**YOUR TASK**
Your task is to locate every line holding the string "label" and to copy each of them.

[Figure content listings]
··········

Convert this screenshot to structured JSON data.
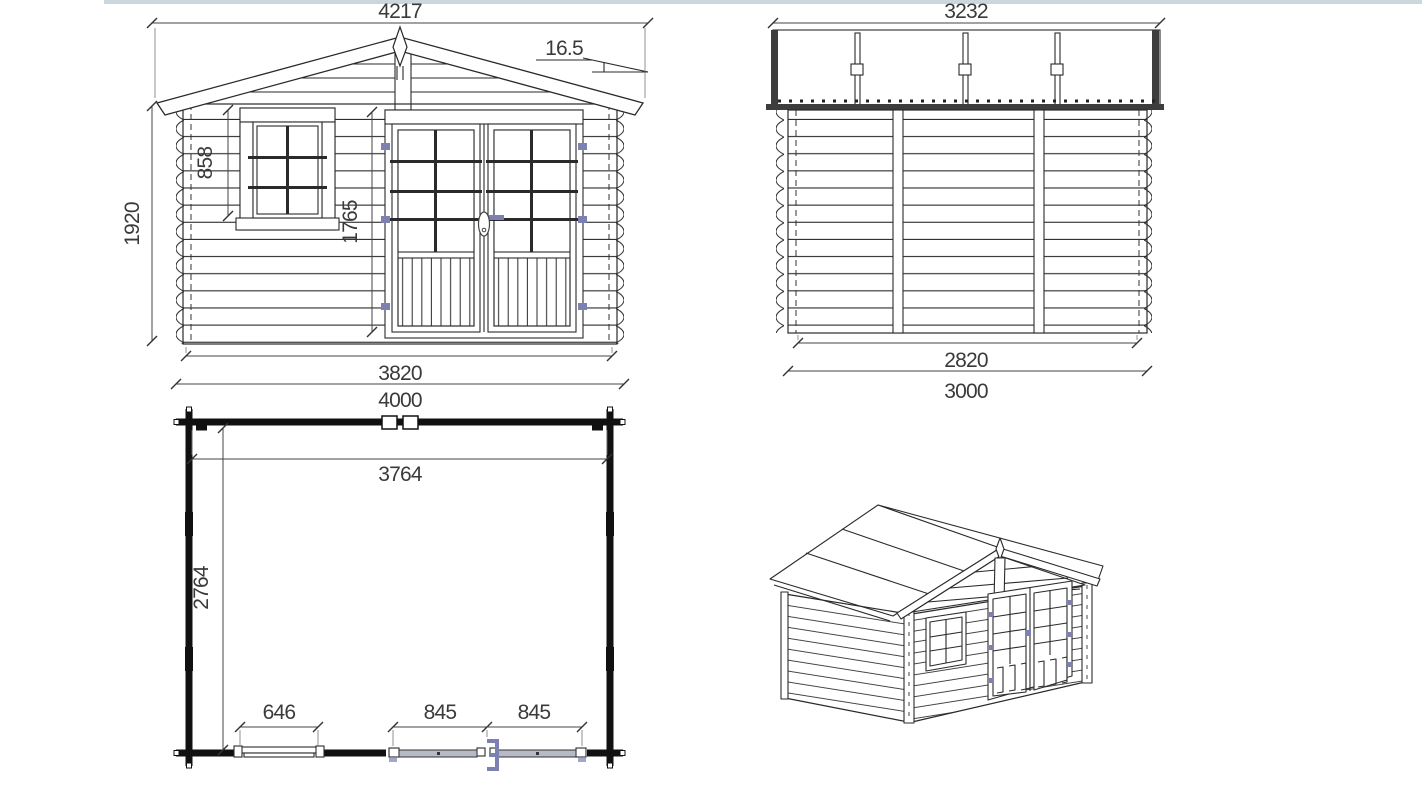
{
  "sheet": {
    "top_strip_color": "#ccd7dd",
    "background": "#ffffff"
  },
  "colors": {
    "line": "#2a2a2a",
    "accent": "#7c80b3",
    "door_slab_fill": "#b6bac5",
    "wall_dark": "#111111",
    "text": "#3a3a3a"
  },
  "views": {
    "front_elevation": {
      "label": "front elevation",
      "dims": {
        "roof_overall_width": "4217",
        "roof_pitch_deg": "16.5",
        "wall_height": "1920",
        "window_height": "858",
        "door_height": "1765",
        "wall_width": "3820",
        "overall_width": "4000"
      }
    },
    "side_elevation": {
      "label": "side elevation",
      "dims": {
        "roof_overall_depth": "3232",
        "wall_depth": "2820",
        "overall_depth": "3000"
      }
    },
    "floor_plan": {
      "label": "floor plan",
      "dims": {
        "inner_width": "3764",
        "inner_depth": "2764",
        "window_opening": "646",
        "door_leaf_left": "845",
        "door_leaf_right": "845"
      }
    },
    "perspective": {
      "label": "3d perspective view"
    }
  }
}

··········

**WRITTEN SOLUTION**
      "label": "front elevation",
      "label": "side elevation",
      "label": "floor plan",
      "label": "3d perspective view"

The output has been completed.